Pour Alex Mincek, Royaumont ne sera pas une découverte. Il y a dix ans, il était sur les bancs de l’abbaye, à la place de ses étudiants d’aujourd’hui. Alors élève de Tristan Murail à la Columbia University de New York, il recevait cette année-là à Royaumont les conseils de Brian Ferneyhough, Daniel D’Adamo et Thierry Blondeau. Comment voit-il aujourd’hui son rôle ? « J’essaie d’abord d’imaginer comment leur musique sonnera. Quelles sont leurs intentions et comment leur technique leur permet de les réaliser ? ». S’il se voit comme un point de référence – « ils savent d’où je viens, j’ai mes propres opinions et affinités envers différents types de musique » – il n’a nullement l’intention de les « convertir » ou même de leur suggérer les solutions à leurs problèmes compositionnels spécifiques.
▬▬▬▬▬▬
§ **Consignes**
a. Recopiez mot pour mot l'extrait sur Alex Mincek, en commençant à « Pour Alex Mincek, Royaumont » et en terminant à « problèmes compositionnels spécifiques. ».
b. Reprenez, s'il vous plaît, l'extrait sur Alex Mincek à la suite de sa dernière phrase.

§ **Données fournies**
▬▬▬▬▬▬
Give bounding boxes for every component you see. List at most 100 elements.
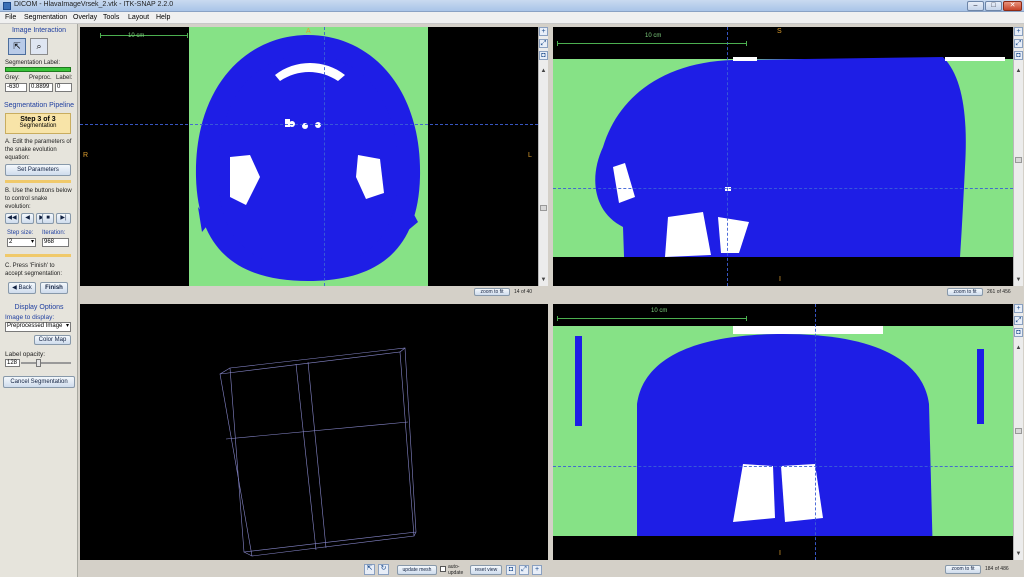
▬▬▬▬▬▬
§ **Résultats finaux**
a.
Pour Alex Mincek, Royaumont ne sera pas une découverte. Il y a dix ans, il était sur les bancs de l’abbaye, à la place de ses étudiants d’aujourd’hui. Alors élève de Tristan Murail à la Columbia University de New York, il recevait cette année-là à Royaumont les conseils de Brian Ferneyhough, Daniel D’Adamo et Thierry Blondeau. Comment voit-il aujourd’hui son rôle ? « J’essaie d’abord d’imaginer comment leur musique sonnera. Quelles sont leurs intentions et comment leur technique leur permet de les réaliser ? ». S’il se voit comme un point de référence – « ils savent d’où je viens, j’ai mes propres opinions et affinités envers différents types de musique » – il n’a nullement l’intention de les « convertir » ou même de leur suggérer les solutions à leurs problèmes compositionnels spécifiques.

b.
Le Quatuor Tana © Nicolas Draps
Le terme qui revient le plus dans la bouche d’Alex Mincek quant à son rôle auprès des étudiants est « interaction ». On ne s’en étonnera pas : c’est aussi la caractéristique première de sa musique. La première intention, qu’elle soit une idée purement sonore ou non musicale, plus ou moins abstraite, vient presque toujours du « monde physique » : « ce sont les choses que j’observe, l’environnement dans lequel je vis et avec lequel j’interagis ». Le point de départ, ce sont des idées et des sons reliés entre eux : « J’écris d’abord beaucoup d’esquisses ». Mais, précise le compositeur, « ces prémices ne seront probablement jamais le début de l’œuvre. Le début d’une pièce est le plus souvent ce que j’écris en dernier, quand j’en ai une vision globale ».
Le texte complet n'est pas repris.